Look over the lines below. Report each one that includes the string "Linear".

==*==

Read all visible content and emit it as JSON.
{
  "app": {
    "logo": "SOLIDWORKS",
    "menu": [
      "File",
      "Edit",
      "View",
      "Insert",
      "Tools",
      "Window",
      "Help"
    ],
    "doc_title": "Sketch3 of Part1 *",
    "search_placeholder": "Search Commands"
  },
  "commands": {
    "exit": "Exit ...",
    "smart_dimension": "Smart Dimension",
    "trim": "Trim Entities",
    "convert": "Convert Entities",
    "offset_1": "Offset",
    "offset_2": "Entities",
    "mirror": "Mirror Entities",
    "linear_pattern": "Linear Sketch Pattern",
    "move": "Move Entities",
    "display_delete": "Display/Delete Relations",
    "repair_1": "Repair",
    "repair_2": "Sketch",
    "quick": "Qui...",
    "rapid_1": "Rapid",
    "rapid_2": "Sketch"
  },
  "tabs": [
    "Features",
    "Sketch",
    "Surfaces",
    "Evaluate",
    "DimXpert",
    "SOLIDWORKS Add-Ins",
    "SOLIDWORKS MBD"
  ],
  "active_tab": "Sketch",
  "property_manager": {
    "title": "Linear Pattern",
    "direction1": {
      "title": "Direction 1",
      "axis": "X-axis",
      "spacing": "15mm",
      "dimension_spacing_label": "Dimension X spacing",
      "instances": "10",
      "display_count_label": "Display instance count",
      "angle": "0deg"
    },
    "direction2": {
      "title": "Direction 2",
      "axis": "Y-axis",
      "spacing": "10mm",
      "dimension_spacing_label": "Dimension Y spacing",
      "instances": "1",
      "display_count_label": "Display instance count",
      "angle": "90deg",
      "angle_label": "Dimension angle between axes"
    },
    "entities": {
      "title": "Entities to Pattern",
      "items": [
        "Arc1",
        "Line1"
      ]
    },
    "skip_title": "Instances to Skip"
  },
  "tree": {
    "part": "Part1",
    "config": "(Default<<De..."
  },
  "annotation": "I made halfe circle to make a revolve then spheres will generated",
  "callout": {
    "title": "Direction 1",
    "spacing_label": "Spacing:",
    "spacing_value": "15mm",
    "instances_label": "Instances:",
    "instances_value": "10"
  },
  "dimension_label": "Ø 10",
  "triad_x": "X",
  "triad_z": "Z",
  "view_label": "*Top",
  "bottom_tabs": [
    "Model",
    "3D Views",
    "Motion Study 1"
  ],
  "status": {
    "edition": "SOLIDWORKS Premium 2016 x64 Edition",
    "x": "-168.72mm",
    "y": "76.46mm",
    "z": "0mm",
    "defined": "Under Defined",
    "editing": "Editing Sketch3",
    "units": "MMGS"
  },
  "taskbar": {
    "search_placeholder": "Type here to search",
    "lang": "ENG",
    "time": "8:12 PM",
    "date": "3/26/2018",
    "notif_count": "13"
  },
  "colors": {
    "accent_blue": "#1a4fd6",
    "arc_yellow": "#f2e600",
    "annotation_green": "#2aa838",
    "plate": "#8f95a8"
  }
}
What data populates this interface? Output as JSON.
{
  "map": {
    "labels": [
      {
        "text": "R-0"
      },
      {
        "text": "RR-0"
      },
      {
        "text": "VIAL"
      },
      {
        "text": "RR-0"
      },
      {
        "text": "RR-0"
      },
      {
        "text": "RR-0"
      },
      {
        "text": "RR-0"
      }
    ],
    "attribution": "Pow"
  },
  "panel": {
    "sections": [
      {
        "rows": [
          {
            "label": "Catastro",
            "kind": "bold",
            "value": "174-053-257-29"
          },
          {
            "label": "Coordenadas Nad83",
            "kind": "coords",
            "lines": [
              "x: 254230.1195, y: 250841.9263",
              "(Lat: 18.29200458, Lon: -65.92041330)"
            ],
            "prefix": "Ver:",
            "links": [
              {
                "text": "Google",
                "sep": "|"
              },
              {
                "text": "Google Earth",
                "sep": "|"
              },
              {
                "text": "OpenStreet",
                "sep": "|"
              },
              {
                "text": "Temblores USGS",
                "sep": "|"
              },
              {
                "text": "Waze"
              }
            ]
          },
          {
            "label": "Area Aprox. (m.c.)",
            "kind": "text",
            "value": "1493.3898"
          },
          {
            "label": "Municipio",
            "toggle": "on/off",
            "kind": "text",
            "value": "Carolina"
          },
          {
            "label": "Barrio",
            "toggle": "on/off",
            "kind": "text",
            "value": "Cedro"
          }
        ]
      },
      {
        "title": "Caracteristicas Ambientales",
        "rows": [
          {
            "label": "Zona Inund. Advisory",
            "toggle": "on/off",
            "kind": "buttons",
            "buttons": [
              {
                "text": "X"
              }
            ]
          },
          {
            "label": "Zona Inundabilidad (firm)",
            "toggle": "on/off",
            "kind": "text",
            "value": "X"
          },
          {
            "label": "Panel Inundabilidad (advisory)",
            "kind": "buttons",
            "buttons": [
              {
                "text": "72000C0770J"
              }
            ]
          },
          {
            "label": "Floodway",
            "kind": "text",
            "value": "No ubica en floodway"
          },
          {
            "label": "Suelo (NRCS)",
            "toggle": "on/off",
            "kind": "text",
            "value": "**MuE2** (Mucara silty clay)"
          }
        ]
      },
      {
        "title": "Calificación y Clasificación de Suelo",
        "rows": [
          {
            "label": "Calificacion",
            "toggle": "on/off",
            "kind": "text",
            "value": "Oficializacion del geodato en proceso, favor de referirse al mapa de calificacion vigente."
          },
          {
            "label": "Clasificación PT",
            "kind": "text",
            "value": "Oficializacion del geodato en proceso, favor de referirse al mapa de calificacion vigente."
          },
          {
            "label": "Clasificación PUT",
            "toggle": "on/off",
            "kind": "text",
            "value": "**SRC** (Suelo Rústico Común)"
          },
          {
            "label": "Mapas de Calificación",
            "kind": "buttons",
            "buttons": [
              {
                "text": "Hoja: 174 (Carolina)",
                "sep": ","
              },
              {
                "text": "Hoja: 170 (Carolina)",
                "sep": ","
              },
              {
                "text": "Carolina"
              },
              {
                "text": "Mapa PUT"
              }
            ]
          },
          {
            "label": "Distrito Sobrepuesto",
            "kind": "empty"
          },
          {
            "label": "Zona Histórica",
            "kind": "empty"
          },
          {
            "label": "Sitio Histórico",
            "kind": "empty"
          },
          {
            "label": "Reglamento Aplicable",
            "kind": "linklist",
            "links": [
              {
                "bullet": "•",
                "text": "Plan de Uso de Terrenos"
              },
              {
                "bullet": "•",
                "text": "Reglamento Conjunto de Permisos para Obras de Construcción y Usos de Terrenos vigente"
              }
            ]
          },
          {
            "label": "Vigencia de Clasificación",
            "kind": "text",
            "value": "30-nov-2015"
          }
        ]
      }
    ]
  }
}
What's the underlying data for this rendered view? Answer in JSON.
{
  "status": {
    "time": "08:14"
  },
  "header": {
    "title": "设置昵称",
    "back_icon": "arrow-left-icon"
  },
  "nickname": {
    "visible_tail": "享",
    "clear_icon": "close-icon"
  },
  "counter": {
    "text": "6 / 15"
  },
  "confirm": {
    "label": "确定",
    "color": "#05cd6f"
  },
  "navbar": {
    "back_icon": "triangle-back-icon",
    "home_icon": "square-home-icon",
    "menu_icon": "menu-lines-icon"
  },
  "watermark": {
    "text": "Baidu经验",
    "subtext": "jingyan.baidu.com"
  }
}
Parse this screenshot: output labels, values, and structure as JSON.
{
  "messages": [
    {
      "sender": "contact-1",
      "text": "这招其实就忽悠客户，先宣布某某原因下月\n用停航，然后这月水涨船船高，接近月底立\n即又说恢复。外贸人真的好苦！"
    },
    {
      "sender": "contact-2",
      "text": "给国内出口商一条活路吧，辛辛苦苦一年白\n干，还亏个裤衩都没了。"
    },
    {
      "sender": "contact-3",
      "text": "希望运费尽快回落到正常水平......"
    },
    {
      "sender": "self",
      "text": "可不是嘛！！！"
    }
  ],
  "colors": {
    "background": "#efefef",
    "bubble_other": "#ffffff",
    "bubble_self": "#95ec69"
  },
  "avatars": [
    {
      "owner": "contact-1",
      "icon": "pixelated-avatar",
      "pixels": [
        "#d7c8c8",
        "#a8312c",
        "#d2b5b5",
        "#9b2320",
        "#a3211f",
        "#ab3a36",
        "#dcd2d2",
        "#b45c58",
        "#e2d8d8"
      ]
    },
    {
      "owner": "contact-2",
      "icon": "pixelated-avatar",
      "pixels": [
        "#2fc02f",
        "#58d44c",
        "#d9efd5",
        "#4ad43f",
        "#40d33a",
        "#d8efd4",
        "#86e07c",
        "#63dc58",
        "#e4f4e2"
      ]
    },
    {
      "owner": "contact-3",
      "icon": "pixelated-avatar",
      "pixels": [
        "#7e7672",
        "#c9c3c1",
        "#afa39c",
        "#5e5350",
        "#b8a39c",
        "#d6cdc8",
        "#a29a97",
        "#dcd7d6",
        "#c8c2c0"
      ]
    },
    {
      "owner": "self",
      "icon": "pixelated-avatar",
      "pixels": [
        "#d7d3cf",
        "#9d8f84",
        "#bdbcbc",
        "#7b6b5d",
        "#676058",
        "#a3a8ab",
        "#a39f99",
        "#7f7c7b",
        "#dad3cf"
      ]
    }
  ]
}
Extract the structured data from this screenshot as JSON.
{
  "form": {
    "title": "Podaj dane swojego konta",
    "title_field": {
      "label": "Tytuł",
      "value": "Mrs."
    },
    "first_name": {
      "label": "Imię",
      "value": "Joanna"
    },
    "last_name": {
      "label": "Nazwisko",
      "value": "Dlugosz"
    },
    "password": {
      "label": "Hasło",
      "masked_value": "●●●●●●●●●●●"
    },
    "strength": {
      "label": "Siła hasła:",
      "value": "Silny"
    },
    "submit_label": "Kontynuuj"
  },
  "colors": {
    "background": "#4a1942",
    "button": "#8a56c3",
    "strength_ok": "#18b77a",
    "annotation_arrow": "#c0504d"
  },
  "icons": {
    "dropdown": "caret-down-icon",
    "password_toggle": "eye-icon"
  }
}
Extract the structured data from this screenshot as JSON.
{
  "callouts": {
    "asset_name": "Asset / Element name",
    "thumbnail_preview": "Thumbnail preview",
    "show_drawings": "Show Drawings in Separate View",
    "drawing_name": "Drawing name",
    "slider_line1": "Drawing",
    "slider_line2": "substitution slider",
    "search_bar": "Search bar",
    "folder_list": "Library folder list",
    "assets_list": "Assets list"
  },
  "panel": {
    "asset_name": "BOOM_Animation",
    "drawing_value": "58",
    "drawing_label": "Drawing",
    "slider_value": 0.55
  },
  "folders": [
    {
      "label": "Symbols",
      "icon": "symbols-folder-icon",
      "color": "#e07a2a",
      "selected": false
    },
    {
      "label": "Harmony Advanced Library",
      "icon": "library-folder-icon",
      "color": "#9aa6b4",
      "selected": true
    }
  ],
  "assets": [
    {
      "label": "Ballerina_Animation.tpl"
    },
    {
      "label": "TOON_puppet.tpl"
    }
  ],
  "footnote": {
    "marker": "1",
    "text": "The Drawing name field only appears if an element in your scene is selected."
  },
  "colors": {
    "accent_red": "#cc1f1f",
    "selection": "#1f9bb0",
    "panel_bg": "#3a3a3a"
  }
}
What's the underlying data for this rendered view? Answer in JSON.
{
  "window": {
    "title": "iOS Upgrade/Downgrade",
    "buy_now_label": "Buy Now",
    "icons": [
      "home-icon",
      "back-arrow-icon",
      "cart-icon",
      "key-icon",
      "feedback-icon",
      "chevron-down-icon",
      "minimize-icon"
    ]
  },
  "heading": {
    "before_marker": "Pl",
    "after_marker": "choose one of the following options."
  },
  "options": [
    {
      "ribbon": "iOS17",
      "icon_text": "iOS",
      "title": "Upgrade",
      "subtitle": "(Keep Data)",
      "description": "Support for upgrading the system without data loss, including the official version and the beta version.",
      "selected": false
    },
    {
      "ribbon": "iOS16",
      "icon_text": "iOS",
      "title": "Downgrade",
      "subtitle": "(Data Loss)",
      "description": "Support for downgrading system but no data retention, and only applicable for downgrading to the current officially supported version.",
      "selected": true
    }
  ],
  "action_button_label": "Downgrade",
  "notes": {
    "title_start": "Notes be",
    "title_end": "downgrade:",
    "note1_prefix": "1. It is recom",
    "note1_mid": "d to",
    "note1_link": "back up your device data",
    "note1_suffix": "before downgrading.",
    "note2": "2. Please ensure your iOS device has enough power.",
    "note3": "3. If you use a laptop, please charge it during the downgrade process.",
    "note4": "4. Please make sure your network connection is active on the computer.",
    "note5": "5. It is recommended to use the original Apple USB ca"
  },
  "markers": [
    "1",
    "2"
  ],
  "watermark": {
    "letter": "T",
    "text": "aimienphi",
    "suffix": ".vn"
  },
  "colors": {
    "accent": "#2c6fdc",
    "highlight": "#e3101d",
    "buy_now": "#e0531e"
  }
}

==*==

Expected answer
    "linear_pattern": "Linear Sketch Pattern",
    "title": "Linear Pattern",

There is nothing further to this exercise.